* start Data extract *
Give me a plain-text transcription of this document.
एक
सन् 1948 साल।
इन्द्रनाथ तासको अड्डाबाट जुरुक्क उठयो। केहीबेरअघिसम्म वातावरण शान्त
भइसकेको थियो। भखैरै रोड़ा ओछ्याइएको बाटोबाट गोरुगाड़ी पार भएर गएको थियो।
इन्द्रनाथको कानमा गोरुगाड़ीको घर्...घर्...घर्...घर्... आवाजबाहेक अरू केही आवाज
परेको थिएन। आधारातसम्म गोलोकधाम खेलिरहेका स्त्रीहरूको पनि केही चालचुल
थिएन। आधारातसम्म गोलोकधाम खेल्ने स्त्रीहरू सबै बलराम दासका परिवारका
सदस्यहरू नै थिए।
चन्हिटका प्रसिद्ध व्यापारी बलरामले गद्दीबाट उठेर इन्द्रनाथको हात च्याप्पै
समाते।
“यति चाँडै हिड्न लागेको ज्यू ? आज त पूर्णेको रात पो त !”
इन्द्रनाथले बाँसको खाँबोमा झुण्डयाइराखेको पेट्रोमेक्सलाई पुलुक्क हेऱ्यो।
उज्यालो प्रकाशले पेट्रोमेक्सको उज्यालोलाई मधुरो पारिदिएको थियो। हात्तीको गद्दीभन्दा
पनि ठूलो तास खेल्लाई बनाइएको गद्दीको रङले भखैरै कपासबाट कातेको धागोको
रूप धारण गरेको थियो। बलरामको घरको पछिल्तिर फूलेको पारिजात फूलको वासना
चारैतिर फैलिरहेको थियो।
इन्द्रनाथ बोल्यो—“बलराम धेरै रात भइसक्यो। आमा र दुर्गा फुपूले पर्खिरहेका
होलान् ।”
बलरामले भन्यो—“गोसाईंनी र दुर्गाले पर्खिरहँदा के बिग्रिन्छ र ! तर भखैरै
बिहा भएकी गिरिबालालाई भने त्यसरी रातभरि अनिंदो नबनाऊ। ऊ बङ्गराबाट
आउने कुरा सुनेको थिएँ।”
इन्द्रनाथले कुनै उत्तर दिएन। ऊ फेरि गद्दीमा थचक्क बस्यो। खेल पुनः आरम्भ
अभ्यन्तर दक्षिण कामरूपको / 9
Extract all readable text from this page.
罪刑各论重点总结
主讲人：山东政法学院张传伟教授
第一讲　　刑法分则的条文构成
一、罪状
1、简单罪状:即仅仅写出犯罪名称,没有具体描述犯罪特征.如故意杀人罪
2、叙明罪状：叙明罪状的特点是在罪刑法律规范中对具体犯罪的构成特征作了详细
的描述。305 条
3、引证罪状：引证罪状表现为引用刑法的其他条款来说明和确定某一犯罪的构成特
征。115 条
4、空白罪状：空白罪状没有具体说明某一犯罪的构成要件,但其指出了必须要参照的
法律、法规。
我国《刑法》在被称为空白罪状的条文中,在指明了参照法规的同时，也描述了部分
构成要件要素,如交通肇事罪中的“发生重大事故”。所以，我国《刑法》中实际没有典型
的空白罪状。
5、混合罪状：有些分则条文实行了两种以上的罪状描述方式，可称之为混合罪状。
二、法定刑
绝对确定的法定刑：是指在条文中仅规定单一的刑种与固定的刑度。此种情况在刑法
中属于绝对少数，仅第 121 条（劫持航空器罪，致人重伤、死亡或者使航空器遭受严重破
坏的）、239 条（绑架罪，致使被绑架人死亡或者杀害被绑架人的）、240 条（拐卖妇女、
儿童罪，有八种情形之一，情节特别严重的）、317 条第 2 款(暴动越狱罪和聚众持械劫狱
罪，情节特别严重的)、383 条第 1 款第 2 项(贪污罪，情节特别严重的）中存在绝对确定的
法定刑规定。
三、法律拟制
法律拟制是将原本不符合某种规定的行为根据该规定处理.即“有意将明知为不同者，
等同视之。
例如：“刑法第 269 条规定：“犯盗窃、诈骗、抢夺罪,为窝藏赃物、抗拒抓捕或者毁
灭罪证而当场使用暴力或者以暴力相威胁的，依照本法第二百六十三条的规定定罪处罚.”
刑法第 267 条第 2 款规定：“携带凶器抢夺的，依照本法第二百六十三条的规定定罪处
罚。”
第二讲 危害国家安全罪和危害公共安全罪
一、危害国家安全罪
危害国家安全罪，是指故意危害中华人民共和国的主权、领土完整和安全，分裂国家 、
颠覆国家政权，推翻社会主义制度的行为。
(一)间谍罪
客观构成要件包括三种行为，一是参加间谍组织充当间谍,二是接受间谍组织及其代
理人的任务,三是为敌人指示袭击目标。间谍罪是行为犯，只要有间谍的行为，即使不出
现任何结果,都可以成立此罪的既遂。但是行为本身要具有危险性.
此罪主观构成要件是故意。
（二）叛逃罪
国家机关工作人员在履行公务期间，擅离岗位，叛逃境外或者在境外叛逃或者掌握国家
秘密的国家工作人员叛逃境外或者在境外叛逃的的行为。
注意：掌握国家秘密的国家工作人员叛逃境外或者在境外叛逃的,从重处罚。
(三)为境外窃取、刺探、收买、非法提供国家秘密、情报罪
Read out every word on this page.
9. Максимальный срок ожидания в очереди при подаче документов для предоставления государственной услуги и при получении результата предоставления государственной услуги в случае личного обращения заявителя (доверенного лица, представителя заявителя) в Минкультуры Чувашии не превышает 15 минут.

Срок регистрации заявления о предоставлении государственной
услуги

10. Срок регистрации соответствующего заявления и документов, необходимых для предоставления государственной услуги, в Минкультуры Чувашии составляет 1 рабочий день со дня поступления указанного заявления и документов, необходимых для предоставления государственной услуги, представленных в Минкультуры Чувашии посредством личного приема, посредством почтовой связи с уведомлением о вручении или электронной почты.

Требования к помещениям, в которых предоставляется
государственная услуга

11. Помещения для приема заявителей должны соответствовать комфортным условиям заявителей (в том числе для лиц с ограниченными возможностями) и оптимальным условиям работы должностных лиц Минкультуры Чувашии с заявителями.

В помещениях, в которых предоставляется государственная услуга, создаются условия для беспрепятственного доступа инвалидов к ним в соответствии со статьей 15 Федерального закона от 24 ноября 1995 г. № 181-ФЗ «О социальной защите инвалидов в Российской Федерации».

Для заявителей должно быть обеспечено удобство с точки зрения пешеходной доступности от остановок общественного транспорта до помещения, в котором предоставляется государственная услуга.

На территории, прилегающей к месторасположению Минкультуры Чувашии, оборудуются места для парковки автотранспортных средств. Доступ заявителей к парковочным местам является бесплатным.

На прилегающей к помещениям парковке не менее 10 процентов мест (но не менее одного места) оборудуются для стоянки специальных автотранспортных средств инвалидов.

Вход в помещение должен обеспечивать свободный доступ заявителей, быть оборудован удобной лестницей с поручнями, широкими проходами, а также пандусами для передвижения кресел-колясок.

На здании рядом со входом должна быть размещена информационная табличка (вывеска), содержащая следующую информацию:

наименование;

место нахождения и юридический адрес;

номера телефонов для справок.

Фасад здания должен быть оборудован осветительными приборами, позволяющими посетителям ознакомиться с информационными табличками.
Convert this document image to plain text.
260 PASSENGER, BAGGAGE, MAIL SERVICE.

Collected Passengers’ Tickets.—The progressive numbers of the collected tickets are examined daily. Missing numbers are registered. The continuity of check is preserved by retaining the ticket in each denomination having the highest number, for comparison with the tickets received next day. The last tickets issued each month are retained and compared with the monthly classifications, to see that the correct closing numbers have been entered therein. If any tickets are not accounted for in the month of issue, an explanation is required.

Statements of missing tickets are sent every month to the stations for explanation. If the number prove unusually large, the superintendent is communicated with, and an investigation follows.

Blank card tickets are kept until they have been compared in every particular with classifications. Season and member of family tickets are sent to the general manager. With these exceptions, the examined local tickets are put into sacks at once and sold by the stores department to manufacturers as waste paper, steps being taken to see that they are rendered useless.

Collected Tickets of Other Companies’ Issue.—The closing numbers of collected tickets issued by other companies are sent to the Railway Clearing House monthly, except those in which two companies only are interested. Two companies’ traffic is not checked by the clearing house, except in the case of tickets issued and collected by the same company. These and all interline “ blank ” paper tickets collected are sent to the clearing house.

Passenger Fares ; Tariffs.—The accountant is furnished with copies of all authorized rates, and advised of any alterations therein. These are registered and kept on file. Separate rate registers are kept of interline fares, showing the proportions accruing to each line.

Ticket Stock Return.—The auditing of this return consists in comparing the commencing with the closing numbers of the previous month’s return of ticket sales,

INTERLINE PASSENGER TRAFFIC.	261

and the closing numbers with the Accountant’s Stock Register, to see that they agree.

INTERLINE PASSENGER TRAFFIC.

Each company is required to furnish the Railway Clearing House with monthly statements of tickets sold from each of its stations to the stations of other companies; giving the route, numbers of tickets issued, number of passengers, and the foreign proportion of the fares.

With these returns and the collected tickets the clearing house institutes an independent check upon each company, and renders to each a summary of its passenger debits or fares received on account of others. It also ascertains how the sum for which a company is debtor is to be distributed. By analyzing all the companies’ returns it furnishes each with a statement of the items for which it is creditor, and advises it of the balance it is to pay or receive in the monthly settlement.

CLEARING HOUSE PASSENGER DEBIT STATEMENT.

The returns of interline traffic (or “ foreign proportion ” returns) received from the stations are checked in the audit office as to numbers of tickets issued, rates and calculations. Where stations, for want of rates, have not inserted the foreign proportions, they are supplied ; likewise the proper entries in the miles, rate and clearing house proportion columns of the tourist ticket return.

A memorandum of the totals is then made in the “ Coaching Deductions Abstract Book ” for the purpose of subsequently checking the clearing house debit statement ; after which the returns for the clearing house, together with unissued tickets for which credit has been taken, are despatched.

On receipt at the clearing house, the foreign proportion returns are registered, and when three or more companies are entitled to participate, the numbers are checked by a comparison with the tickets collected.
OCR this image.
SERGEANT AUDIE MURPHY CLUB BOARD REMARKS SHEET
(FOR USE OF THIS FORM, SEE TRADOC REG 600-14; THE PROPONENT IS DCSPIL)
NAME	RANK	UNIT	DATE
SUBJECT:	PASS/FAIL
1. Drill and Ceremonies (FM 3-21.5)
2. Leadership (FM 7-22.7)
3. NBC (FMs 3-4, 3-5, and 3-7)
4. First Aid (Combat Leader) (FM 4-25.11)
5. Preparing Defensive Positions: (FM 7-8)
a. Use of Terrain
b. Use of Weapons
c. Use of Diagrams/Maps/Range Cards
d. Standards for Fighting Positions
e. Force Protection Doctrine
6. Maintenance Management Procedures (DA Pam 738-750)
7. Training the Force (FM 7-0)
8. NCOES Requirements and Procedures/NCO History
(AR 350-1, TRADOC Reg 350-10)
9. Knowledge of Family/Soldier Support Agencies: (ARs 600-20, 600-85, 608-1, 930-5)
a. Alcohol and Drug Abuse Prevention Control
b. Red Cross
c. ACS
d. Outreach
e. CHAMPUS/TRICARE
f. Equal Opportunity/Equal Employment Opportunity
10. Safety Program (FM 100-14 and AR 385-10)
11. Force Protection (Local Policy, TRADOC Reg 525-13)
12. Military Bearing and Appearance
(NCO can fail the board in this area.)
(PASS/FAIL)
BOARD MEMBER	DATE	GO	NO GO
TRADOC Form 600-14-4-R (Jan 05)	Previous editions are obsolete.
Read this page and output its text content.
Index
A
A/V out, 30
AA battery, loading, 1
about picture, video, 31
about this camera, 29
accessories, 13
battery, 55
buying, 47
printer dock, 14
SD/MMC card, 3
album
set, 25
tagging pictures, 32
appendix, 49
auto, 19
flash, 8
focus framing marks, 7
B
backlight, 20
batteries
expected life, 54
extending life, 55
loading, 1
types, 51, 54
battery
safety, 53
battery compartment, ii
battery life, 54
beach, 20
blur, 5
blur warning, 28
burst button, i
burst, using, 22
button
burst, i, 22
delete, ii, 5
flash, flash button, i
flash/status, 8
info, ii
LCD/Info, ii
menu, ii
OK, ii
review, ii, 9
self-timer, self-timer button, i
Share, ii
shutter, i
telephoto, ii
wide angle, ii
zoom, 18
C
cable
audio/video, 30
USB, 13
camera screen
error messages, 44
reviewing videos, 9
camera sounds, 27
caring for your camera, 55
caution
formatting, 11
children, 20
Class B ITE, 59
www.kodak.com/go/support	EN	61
* end Data extract *
- **What to work on**:
Only the lines from the one containing "Read this page and output its text content." to the end of the listing belong in the output, each reproduced exactly.

- **Reply to the task**:
Read this page and output its text content.
Index
A
A/V out, 30
AA battery, loading, 1
about picture, video, 31
about this camera, 29
accessories, 13
battery, 55
buying, 47
printer dock, 14
SD/MMC card, 3
album
set, 25
tagging pictures, 32
appendix, 49
auto, 19
flash, 8
focus framing marks, 7
B
backlight, 20
batteries
expected life, 54
extending life, 55
loading, 1
types, 51, 54
battery
safety, 53
battery compartment, ii
battery life, 54
beach, 20
blur, 5
blur warning, 28
burst button, i
burst, using, 22
button
burst, i, 22
delete, ii, 5
flash, flash button, i
flash/status, 8
info, ii
LCD/Info, ii
menu, ii
OK, ii
review, ii, 9
self-timer, self-timer button, i
Share, ii
shutter, i
telephoto, ii
wide angle, ii
zoom, 18
C
cable
audio/video, 30
USB, 13
camera screen
error messages, 44
reviewing videos, 9
camera sounds, 27
caring for your camera, 55
caution
formatting, 11
children, 20
Class B ITE, 59
www.kodak.com/go/support	EN	61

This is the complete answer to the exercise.